▶ [Challenge]: Determine which lines contain the word "mounting", then copy those lines.

▶ [Records provided]:
--------------------------------
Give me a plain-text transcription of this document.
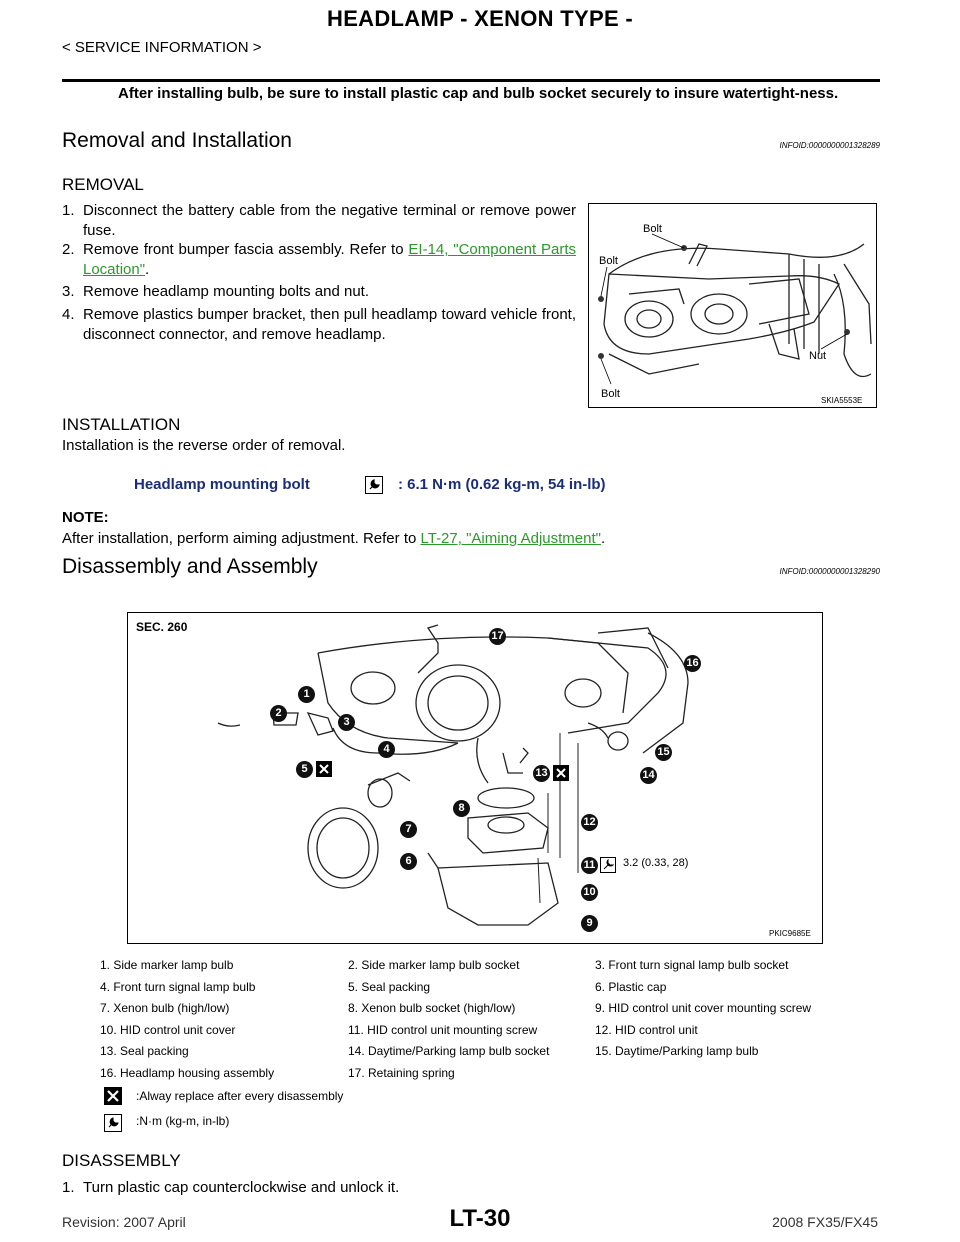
HEADLAMP - XENON TYPE -
< SERVICE INFORMATION >
After installing bulb, be sure to install plastic cap and bulb socket securely to insure watertight-ness.
Removal and Installation	INFOID:0000000001328289
REMOVAL
1. Disconnect the battery cable from the negative terminal or remove power fuse.
2. Remove front bumper fascia assembly. Refer to EI-14, "Component Parts Location".
3. Remove headlamp mounting bolts and nut.
4. Remove plastics bumper bracket, then pull headlamp toward vehicle front, disconnect connector, and remove headlamp.
Bolt
Bolt
Nut
Bolt
SKIA5553E
INSTALLATION
Installation is the reverse order of removal.
Headlamp mounting bolt	: 6.1 N·m (0.62 kg-m, 54 in-lb)
NOTE:
After installation, perform aiming adjustment. Refer to LT-27, "Aiming Adjustment".
Disassembly and Assembly	INFOID:0000000001328290
SEC. 260
3.2 (0.33, 28)
PKIC9685E
1
2
3
4
5
6
7
8
9
10
11
12
13	14
15
16
17
1. Side marker lamp bulb	2. Side marker lamp bulb socket	3. Front turn signal lamp bulb socket
4. Front turn signal lamp bulb	5. Seal packing	6. Plastic cap
7. Xenon bulb (high/low)	8. Xenon bulb socket (high/low)	9. HID control unit cover mounting screw
10. HID control unit cover	11. HID control unit mounting screw	12. HID control unit
13. Seal packing	14. Daytime/Parking lamp bulb socket	15. Daytime/Parking lamp bulb
16. Headlamp housing assembly	17. Retaining spring
:Alway replace after every disassembly
:N·m (kg-m, in-lb)
DISASSEMBLY
1. Turn plastic cap counterclockwise and unlock it.
LT-30
Revision: 2007 April	2008 FX35/FX45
--------------------------------
▶ [Expected answer]:
3. Remove headlamp mounting bolts and nut.
Headlamp mounting bolt	: 6.1 N·m (0.62 kg-m, 54 in-lb)
7. Xenon bulb (high/low)	8. Xenon bulb socket (high/low)	9. HID control unit cover mounting screw
10. HID control unit cover	11. HID control unit mounting screw	12. HID control unit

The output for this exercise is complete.